DATASET CONTENT.

'''

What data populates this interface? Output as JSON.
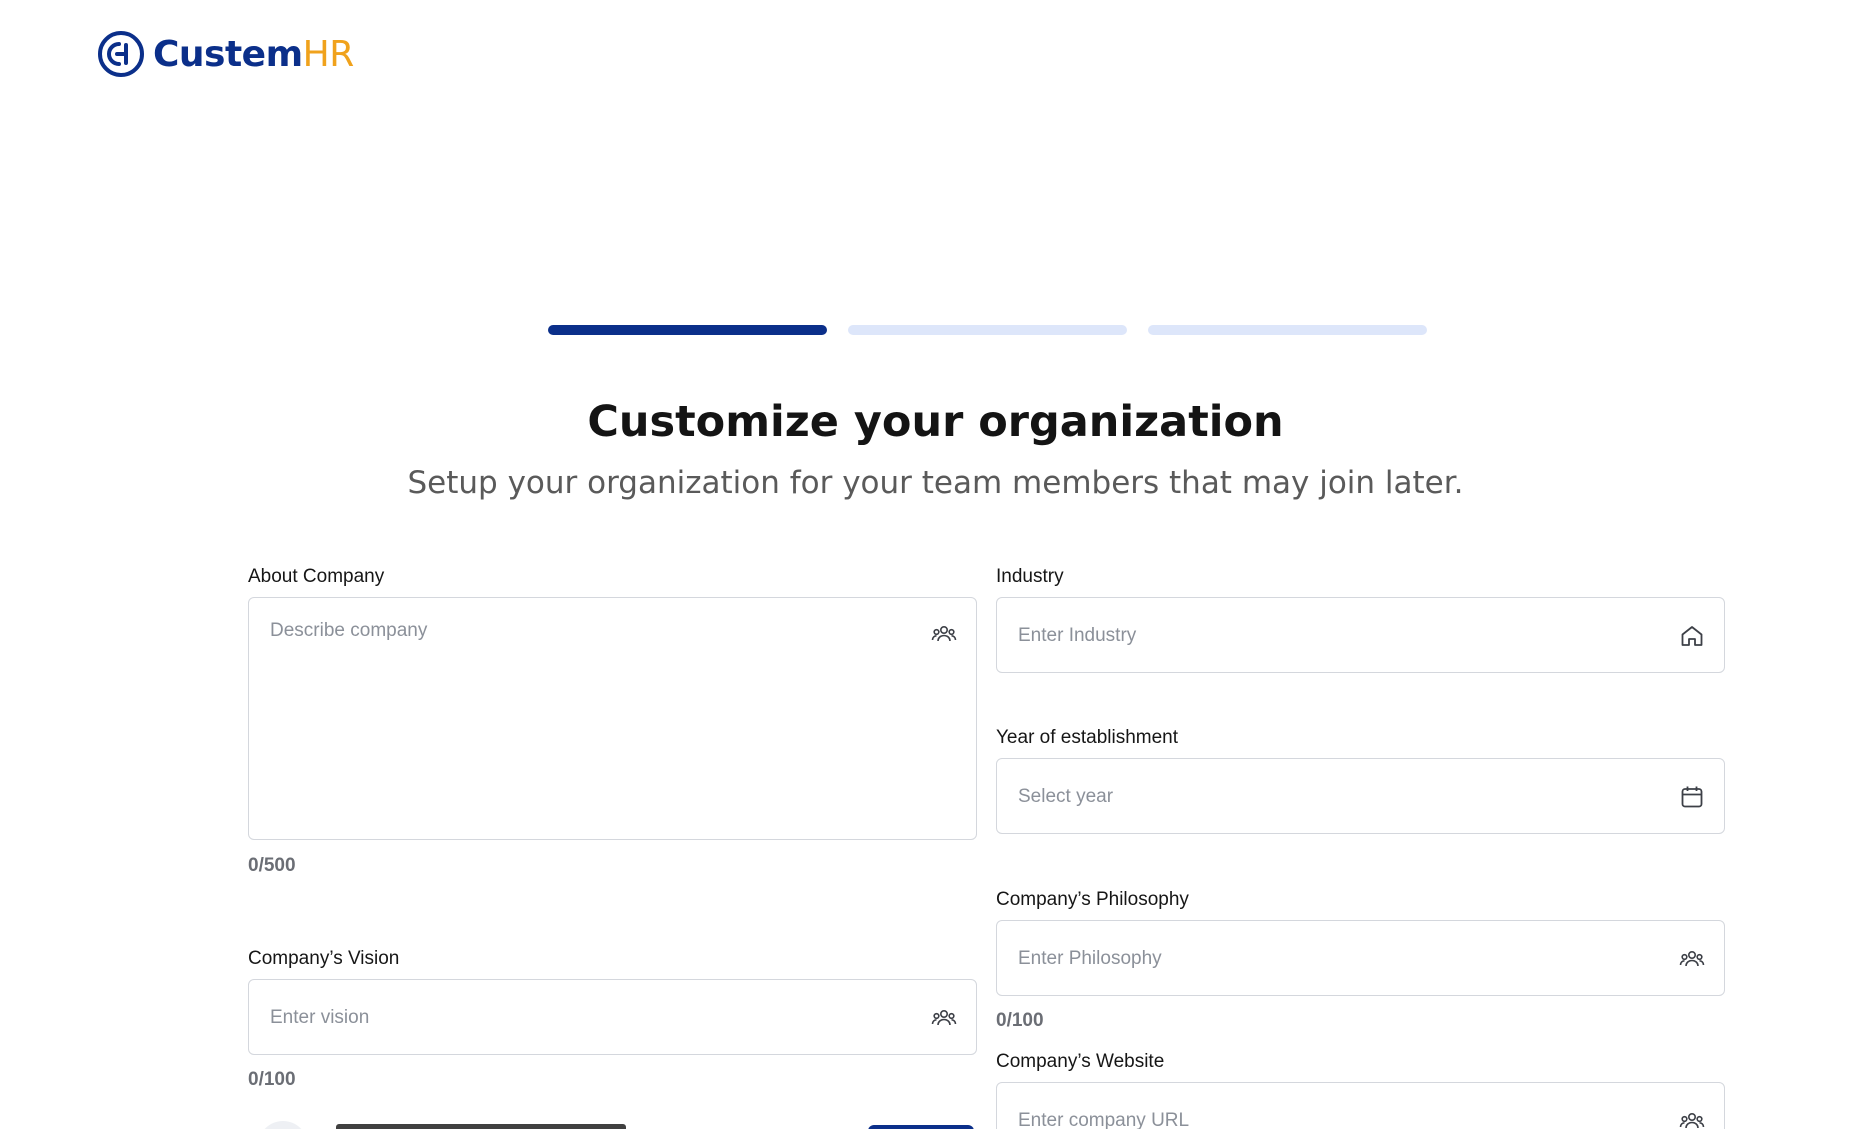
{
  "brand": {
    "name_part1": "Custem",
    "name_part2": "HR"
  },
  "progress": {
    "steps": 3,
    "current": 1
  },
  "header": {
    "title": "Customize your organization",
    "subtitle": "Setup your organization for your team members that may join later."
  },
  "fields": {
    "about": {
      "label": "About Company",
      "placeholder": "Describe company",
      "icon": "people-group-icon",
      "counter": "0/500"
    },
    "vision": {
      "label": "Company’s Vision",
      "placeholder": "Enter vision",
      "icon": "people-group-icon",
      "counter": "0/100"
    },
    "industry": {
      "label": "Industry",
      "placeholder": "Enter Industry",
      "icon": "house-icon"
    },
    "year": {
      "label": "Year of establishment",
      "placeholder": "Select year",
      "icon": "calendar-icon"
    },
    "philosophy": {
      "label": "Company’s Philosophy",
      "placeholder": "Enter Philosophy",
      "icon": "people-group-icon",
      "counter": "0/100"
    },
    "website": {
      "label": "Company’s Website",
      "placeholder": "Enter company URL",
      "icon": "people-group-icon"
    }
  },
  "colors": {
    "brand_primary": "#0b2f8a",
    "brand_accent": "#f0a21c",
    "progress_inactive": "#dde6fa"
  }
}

'''

Spot every line that holds "placeholder" and copy it.

      "placeholder": "Describe company",
      "placeholder": "Enter vision",
      "placeholder": "Enter Industry",
      "placeholder": "Select year",
      "placeholder": "Enter Philosophy",
      "placeholder": "Enter company URL",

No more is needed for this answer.